## GIVEN REQUEST
Gather every line holding the string "label".

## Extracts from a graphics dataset
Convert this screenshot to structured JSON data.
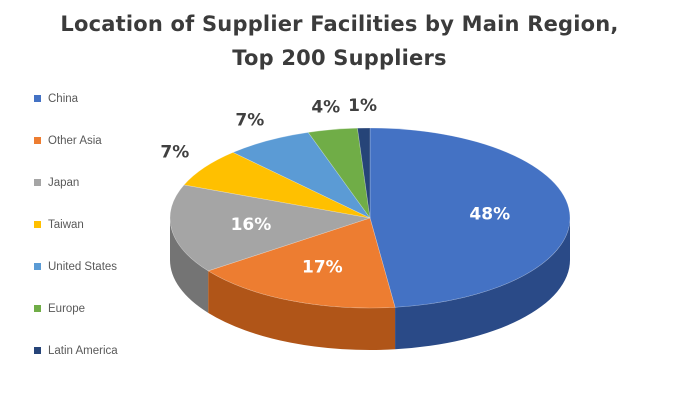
{
  "chart_data": {
    "type": "pie",
    "style": "3d",
    "title": "Location of Supplier Facilities by Main Region,",
    "subtitle": "Top 200 Suppliers",
    "legend_position": "left",
    "slices": [
      {
        "label": "China",
        "value": 48,
        "display": "48%",
        "color": "#4472C4",
        "side_color": "#2a4a87"
      },
      {
        "label": "Other Asia",
        "value": 17,
        "display": "17%",
        "color": "#ED7D31",
        "side_color": "#b05518"
      },
      {
        "label": "Japan",
        "value": 16,
        "display": "16%",
        "color": "#A5A5A5",
        "side_color": "#747474"
      },
      {
        "label": "Taiwan",
        "value": 7,
        "display": "7%",
        "color": "#FFC000",
        "side_color": "#bf8f00"
      },
      {
        "label": "United States",
        "value": 7,
        "display": "7%",
        "color": "#5B9BD5",
        "side_color": "#3a6f9f"
      },
      {
        "label": "Europe",
        "value": 4,
        "display": "4%",
        "color": "#70AD47",
        "side_color": "#4e7f30"
      },
      {
        "label": "Latin America",
        "value": 1,
        "display": "1%",
        "color": "#264478",
        "side_color": "#172c50"
      }
    ]
  }
}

## ANSWER FOR THE TASK
        "label": "China",
        "label": "Other Asia",
        "label": "Japan",
        "label": "Taiwan",
        "label": "United States",
        "label": "Europe",
        "label": "Latin America",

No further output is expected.